··· Task input ···

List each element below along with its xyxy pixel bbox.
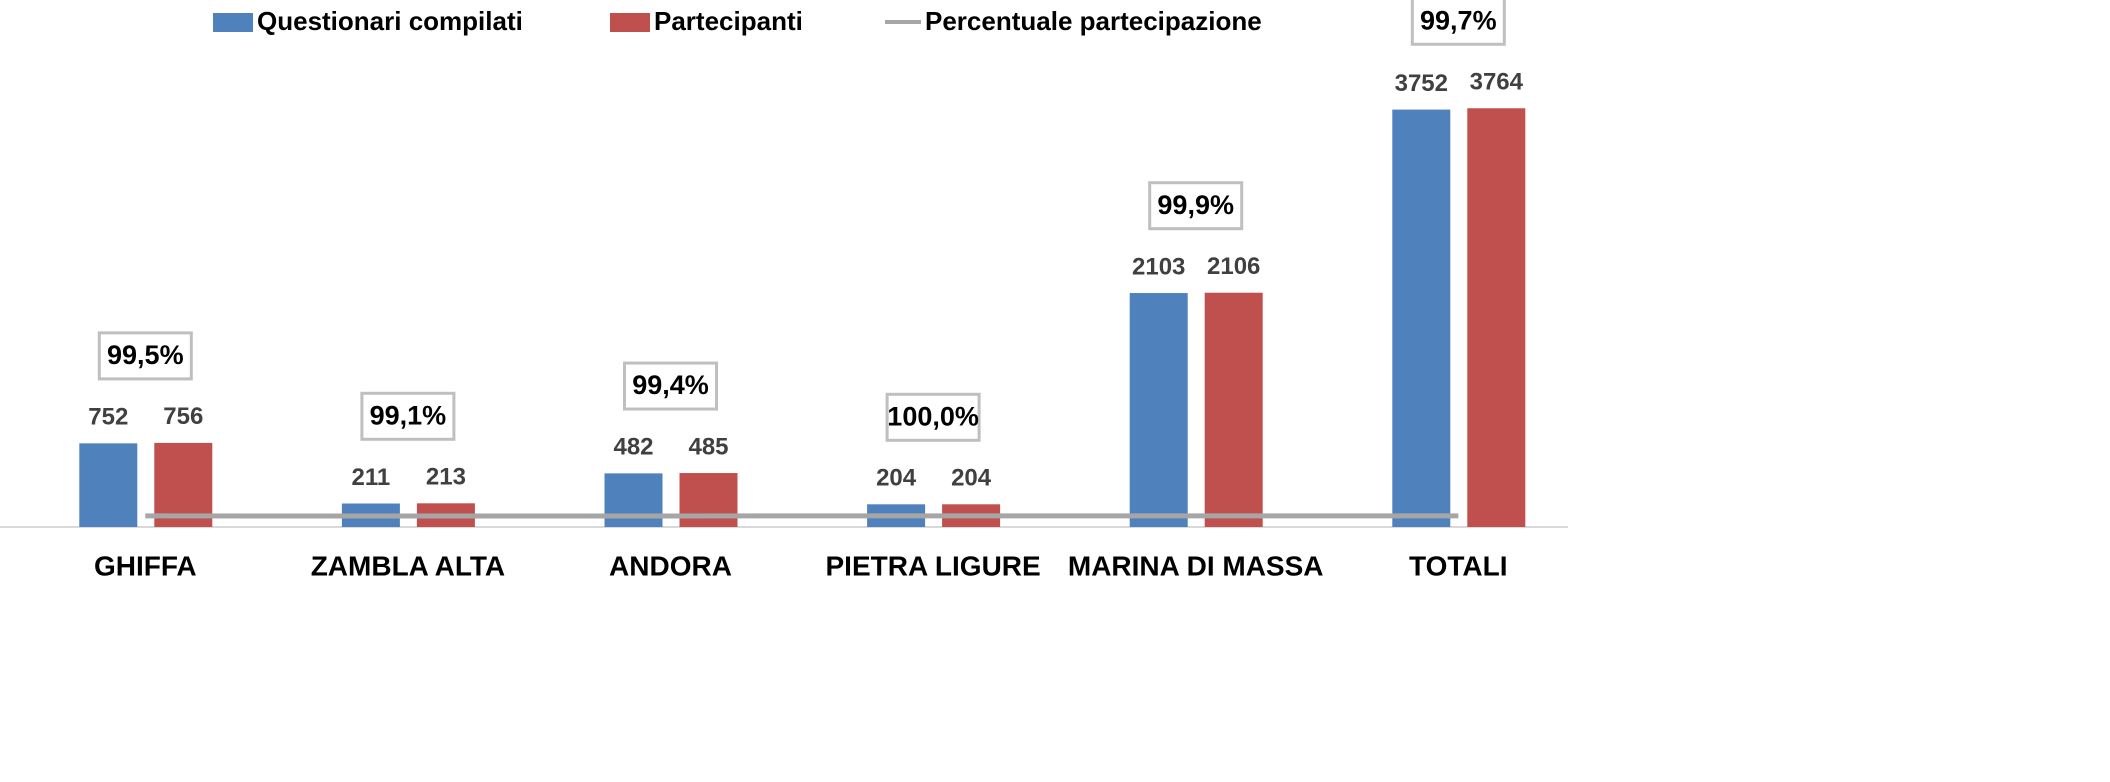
x-tick-label: GHIFFA bbox=[94, 550, 197, 581]
value-label-box bbox=[97, 331, 193, 381]
bar bbox=[1129, 293, 1188, 527]
line-value-label: 99,7% bbox=[1420, 5, 1497, 35]
legend-label: Percentuale partecipazione bbox=[925, 6, 1262, 36]
bar-value-label: 3764 bbox=[1470, 69, 1524, 96]
bar bbox=[1392, 109, 1451, 527]
bar bbox=[1467, 108, 1526, 527]
bar-value-label: 752 bbox=[88, 404, 128, 431]
value-label-box bbox=[1148, 181, 1244, 231]
bar-value-label: 485 bbox=[688, 433, 728, 460]
value-label-box bbox=[623, 361, 718, 411]
x-tick-label: ANDORA bbox=[609, 550, 732, 581]
bar bbox=[154, 442, 213, 527]
x-tick-label: ZAMBLA ALTA bbox=[311, 550, 505, 581]
legend-swatch bbox=[610, 13, 650, 32]
legend-swatch bbox=[213, 13, 253, 32]
line-value-label: 99,9% bbox=[1157, 190, 1234, 220]
line-value-label: 100,0% bbox=[887, 401, 979, 431]
bar bbox=[604, 473, 663, 527]
value-label-box bbox=[885, 392, 981, 442]
bar bbox=[79, 443, 138, 527]
line-value-label: 99,1% bbox=[370, 400, 447, 430]
bar-value-label: 204 bbox=[951, 465, 992, 492]
bar-value-label: 2106 bbox=[1207, 253, 1260, 280]
x-tick-label: TOTALI bbox=[1409, 550, 1508, 581]
legend-label: Questionari compilati bbox=[257, 6, 523, 36]
x-tick-label: MARINA DI MASSA bbox=[1068, 550, 1324, 581]
bar-value-label: 3752 bbox=[1395, 70, 1448, 97]
bar-value-label: 211 bbox=[352, 464, 391, 491]
legend-label: Partecipanti bbox=[654, 6, 803, 36]
bar bbox=[679, 473, 738, 527]
bar-value-label: 756 bbox=[163, 403, 203, 430]
bar-value-label: 482 bbox=[613, 434, 653, 461]
value-label-box bbox=[360, 391, 456, 441]
bar bbox=[1204, 292, 1263, 527]
line-value-label: 99,4% bbox=[632, 370, 709, 400]
line-value-label: 99,5% bbox=[107, 340, 184, 370]
value-label-box bbox=[1410, 0, 1506, 46]
x-tick-label: PIETRA LIGURE bbox=[825, 550, 1040, 581]
bar-value-label: 204 bbox=[876, 465, 917, 492]
bar-value-label: 2103 bbox=[1132, 253, 1185, 280]
bar-value-label: 213 bbox=[426, 464, 466, 491]
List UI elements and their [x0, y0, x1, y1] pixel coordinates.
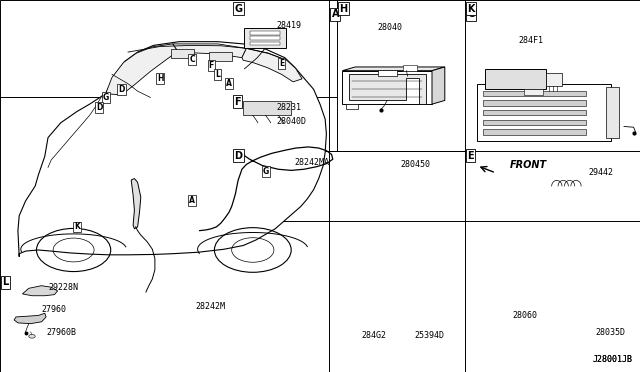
Text: J28001JB: J28001JB	[593, 355, 632, 364]
Bar	[346, 104, 358, 109]
Text: 28040: 28040	[378, 23, 403, 32]
Text: K: K	[74, 222, 80, 231]
Text: 25394D: 25394D	[415, 331, 445, 340]
Polygon shape	[22, 286, 58, 296]
Bar	[378, 70, 397, 76]
Text: F: F	[234, 97, 241, 107]
Text: 29442: 29442	[589, 168, 614, 177]
Bar	[483, 110, 586, 115]
Text: H: H	[339, 4, 348, 14]
Text: H: H	[157, 74, 163, 83]
Text: A: A	[226, 79, 232, 88]
Text: 284G2: 284G2	[362, 331, 387, 340]
Polygon shape	[18, 42, 326, 257]
Bar	[483, 129, 586, 135]
Text: G: G	[234, 4, 243, 14]
Bar	[250, 36, 280, 40]
Circle shape	[29, 334, 35, 338]
Text: FRONT: FRONT	[509, 160, 547, 170]
Bar	[606, 87, 619, 138]
Bar	[524, 89, 543, 95]
Text: 284F1: 284F1	[518, 36, 543, 45]
Text: 27960B: 27960B	[46, 328, 76, 337]
Polygon shape	[349, 74, 426, 104]
Text: 28242MA: 28242MA	[294, 158, 330, 167]
Bar	[546, 73, 562, 86]
Bar	[171, 49, 194, 58]
Text: E: E	[279, 59, 284, 68]
Text: C: C	[189, 55, 195, 64]
Bar	[477, 84, 611, 141]
Text: 280450: 280450	[400, 160, 430, 169]
Text: D: D	[96, 103, 102, 112]
Polygon shape	[173, 44, 246, 58]
Text: 28035D: 28035D	[595, 328, 625, 337]
Text: L: L	[3, 277, 9, 287]
Text: L: L	[215, 70, 220, 79]
Polygon shape	[14, 313, 46, 324]
Text: K: K	[467, 4, 475, 14]
Bar	[342, 71, 432, 104]
Bar	[483, 100, 586, 106]
Bar	[483, 91, 586, 96]
Text: 28231: 28231	[276, 103, 301, 112]
Text: 29228N: 29228N	[48, 283, 78, 292]
Text: D: D	[234, 151, 243, 161]
Bar	[244, 28, 286, 48]
Text: 28419: 28419	[276, 21, 301, 30]
Bar	[485, 69, 546, 89]
Text: 28040D: 28040D	[276, 118, 307, 126]
Text: J28001JB: J28001JB	[593, 355, 632, 364]
Polygon shape	[242, 48, 302, 82]
Bar	[250, 31, 280, 35]
Text: G: G	[102, 93, 109, 102]
Text: G: G	[262, 167, 269, 176]
Text: 27960: 27960	[42, 305, 67, 314]
Polygon shape	[131, 179, 141, 229]
Text: 28060: 28060	[512, 311, 537, 320]
Text: E: E	[467, 151, 474, 161]
Polygon shape	[342, 67, 445, 71]
Text: F: F	[209, 61, 214, 70]
Text: C: C	[467, 9, 474, 19]
Bar	[403, 65, 417, 71]
Bar	[483, 120, 586, 125]
Polygon shape	[106, 44, 178, 95]
Text: A: A	[332, 9, 339, 19]
Bar	[250, 42, 280, 45]
Polygon shape	[432, 67, 445, 104]
Bar	[243, 101, 291, 115]
Text: 28242M: 28242M	[195, 302, 225, 311]
Text: D: D	[118, 85, 125, 94]
Bar	[209, 52, 232, 61]
Text: A: A	[189, 196, 195, 205]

···

* Task goal
Write out all the rows above again, changing every "value-label-box" to "label box" and keeping everything else the same. Leave out the picture lines.

* Right answer
List each element below along with its xyxy pixel bbox.
x-tick-label: GHIFFA bbox=[94, 550, 197, 581]
label box bbox=[97, 331, 193, 381]
bar bbox=[1129, 293, 1188, 527]
line-value-label: 99,7% bbox=[1420, 5, 1497, 35]
legend-label: Percentuale partecipazione bbox=[925, 6, 1262, 36]
bar-value-label: 3764 bbox=[1470, 69, 1524, 96]
bar bbox=[1392, 109, 1451, 527]
bar bbox=[1467, 108, 1526, 527]
bar-value-label: 752 bbox=[88, 404, 128, 431]
label box bbox=[1148, 181, 1244, 231]
bar-value-label: 485 bbox=[688, 433, 728, 460]
label box bbox=[623, 361, 718, 411]
x-tick-label: ANDORA bbox=[609, 550, 732, 581]
bar bbox=[154, 442, 213, 527]
x-tick-label: ZAMBLA ALTA bbox=[311, 550, 505, 581]
legend-swatch bbox=[610, 13, 650, 32]
legend-swatch bbox=[213, 13, 253, 32]
line-value-label: 99,9% bbox=[1157, 190, 1234, 220]
line-value-label: 100,0% bbox=[887, 401, 979, 431]
bar bbox=[604, 473, 663, 527]
label box bbox=[885, 392, 981, 442]
bar bbox=[79, 443, 138, 527]
line-value-label: 99,1% bbox=[370, 400, 447, 430]
bar-value-label: 204 bbox=[951, 465, 992, 492]
bar-value-label: 2106 bbox=[1207, 253, 1260, 280]
x-tick-label: TOTALI bbox=[1409, 550, 1508, 581]
legend-label: Questionari compilati bbox=[257, 6, 523, 36]
x-tick-label: MARINA DI MASSA bbox=[1068, 550, 1324, 581]
bar-value-label: 3752 bbox=[1395, 70, 1448, 97]
bar-value-label: 211 bbox=[352, 464, 391, 491]
legend-label: Partecipanti bbox=[654, 6, 803, 36]
bar bbox=[679, 473, 738, 527]
bar-value-label: 756 bbox=[163, 403, 203, 430]
bar-value-label: 482 bbox=[613, 434, 653, 461]
label box bbox=[360, 391, 456, 441]
bar bbox=[1204, 292, 1263, 527]
line-value-label: 99,4% bbox=[632, 370, 709, 400]
line-value-label: 99,5% bbox=[107, 340, 184, 370]
label box bbox=[1410, 0, 1506, 46]
x-tick-label: PIETRA LIGURE bbox=[825, 550, 1040, 581]
bar-value-label: 204 bbox=[876, 465, 917, 492]
bar-value-label: 2103 bbox=[1132, 253, 1185, 280]
bar-value-label: 213 bbox=[426, 464, 466, 491]
List UI elements and their [x0, y0, x1, y1] pixel coordinates.
Text: J28001JB: J28001JB	[593, 355, 632, 364]
Bar	[346, 104, 358, 109]
Text: 28040: 28040	[378, 23, 403, 32]
Text: K: K	[74, 222, 80, 231]
Text: 25394D: 25394D	[415, 331, 445, 340]
Polygon shape	[22, 286, 58, 296]
Bar	[378, 70, 397, 76]
Text: F: F	[234, 97, 241, 107]
Text: 29442: 29442	[589, 168, 614, 177]
Bar	[483, 110, 586, 115]
Text: H: H	[339, 4, 348, 14]
Text: H: H	[157, 74, 163, 83]
Text: A: A	[226, 79, 232, 88]
Text: 284G2: 284G2	[362, 331, 387, 340]
Polygon shape	[18, 42, 326, 257]
Bar	[483, 129, 586, 135]
Text: G: G	[234, 4, 243, 14]
Bar	[250, 36, 280, 40]
Circle shape	[29, 334, 35, 338]
Text: FRONT: FRONT	[509, 160, 547, 170]
Bar	[606, 87, 619, 138]
Bar	[524, 89, 543, 95]
Text: 284F1: 284F1	[518, 36, 543, 45]
Text: 27960B: 27960B	[46, 328, 76, 337]
Polygon shape	[349, 74, 426, 104]
Text: 28242MA: 28242MA	[294, 158, 330, 167]
Bar	[546, 73, 562, 86]
Bar	[171, 49, 194, 58]
Text: E: E	[279, 59, 284, 68]
Text: C: C	[189, 55, 195, 64]
Bar	[477, 84, 611, 141]
Text: 280450: 280450	[400, 160, 430, 169]
Text: D: D	[96, 103, 102, 112]
Polygon shape	[173, 44, 246, 58]
Text: 28035D: 28035D	[595, 328, 625, 337]
Text: L: L	[3, 277, 9, 287]
Text: L: L	[215, 70, 220, 79]
Polygon shape	[14, 313, 46, 324]
Text: K: K	[467, 4, 475, 14]
Bar	[342, 71, 432, 104]
Bar	[483, 100, 586, 106]
Bar	[483, 91, 586, 96]
Text: 28231: 28231	[276, 103, 301, 112]
Text: 29228N: 29228N	[48, 283, 78, 292]
Text: D: D	[234, 151, 243, 161]
Bar	[244, 28, 286, 48]
Text: 28419: 28419	[276, 21, 301, 30]
Bar	[485, 69, 546, 89]
Text: 28040D: 28040D	[276, 118, 307, 126]
Text: J28001JB: J28001JB	[593, 355, 632, 364]
Polygon shape	[242, 48, 302, 82]
Bar	[250, 31, 280, 35]
Text: G: G	[102, 93, 109, 102]
Text: G: G	[262, 167, 269, 176]
Text: 27960: 27960	[42, 305, 67, 314]
Polygon shape	[131, 179, 141, 229]
Text: 28060: 28060	[512, 311, 537, 320]
Text: E: E	[467, 151, 474, 161]
Polygon shape	[342, 67, 445, 71]
Text: F: F	[209, 61, 214, 70]
Text: C: C	[467, 9, 474, 19]
Bar	[403, 65, 417, 71]
Bar	[483, 120, 586, 125]
Polygon shape	[106, 44, 178, 95]
Text: A: A	[332, 9, 339, 19]
Bar	[250, 42, 280, 45]
Polygon shape	[432, 67, 445, 104]
Bar	[243, 101, 291, 115]
Text: 28242M: 28242M	[195, 302, 225, 311]
Text: D: D	[118, 85, 125, 94]
Bar	[209, 52, 232, 61]
Text: A: A	[189, 196, 195, 205]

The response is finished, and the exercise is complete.